## To be done
Transcribe the data in full and exactly, omitting any pictures.

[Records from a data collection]
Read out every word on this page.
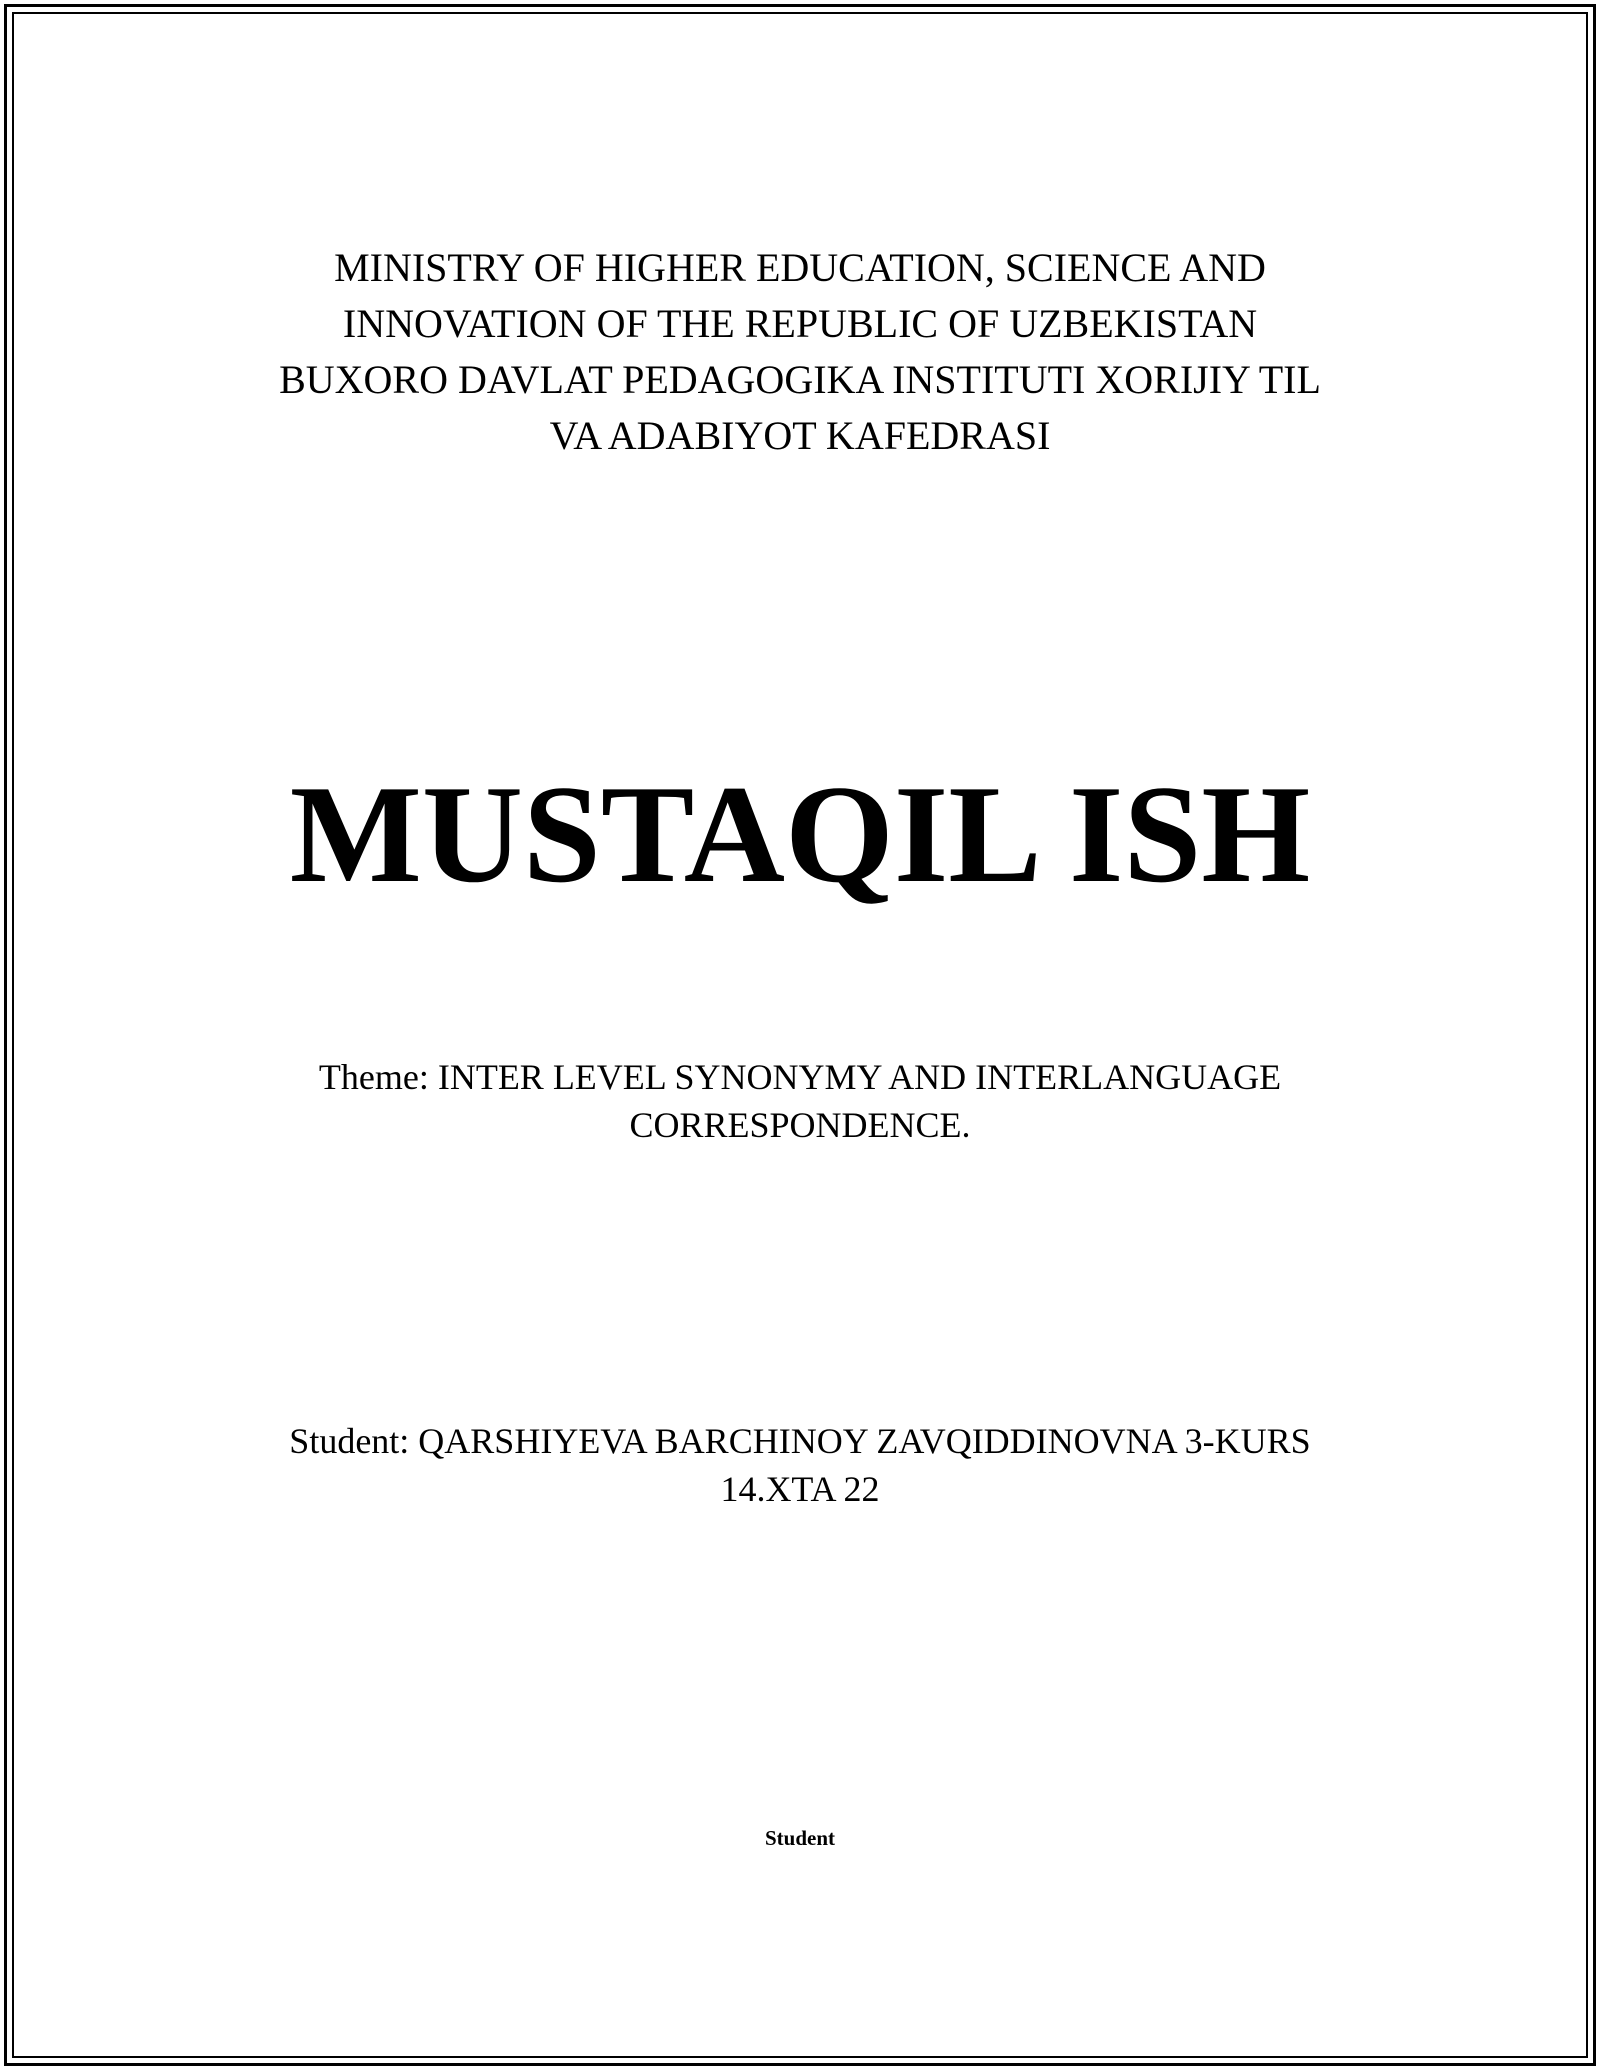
MINISTRY OF HIGHER EDUCATION, SCIENCE AND
INNOVATION OF THE REPUBLIC OF UZBEKISTAN
BUXORO DAVLAT PEDAGOGIKA INSTITUTI XORIJIY TIL
VA ADABIYOT KAFEDRASI
MUSTAQIL ISH
Theme: INTER LEVEL SYNONYMY AND INTERLANGUAGE
CORRESPONDENCE.
Student: QARSHIYEVA BARCHINOY ZAVQIDDINOVNA 3-KURS
14.XTA 22
Student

## Task answer
Read out every word on this page.
MINISTRY OF HIGHER EDUCATION, SCIENCE AND
INNOVATION OF THE REPUBLIC OF UZBEKISTAN
BUXORO DAVLAT PEDAGOGIKA INSTITUTI XORIJIY TIL
VA ADABIYOT KAFEDRASI
MUSTAQIL ISH
Theme: INTER LEVEL SYNONYMY AND INTERLANGUAGE
CORRESPONDENCE.
Student: QARSHIYEVA BARCHINOY ZAVQIDDINOVNA 3-KURS
14.XTA 22
Student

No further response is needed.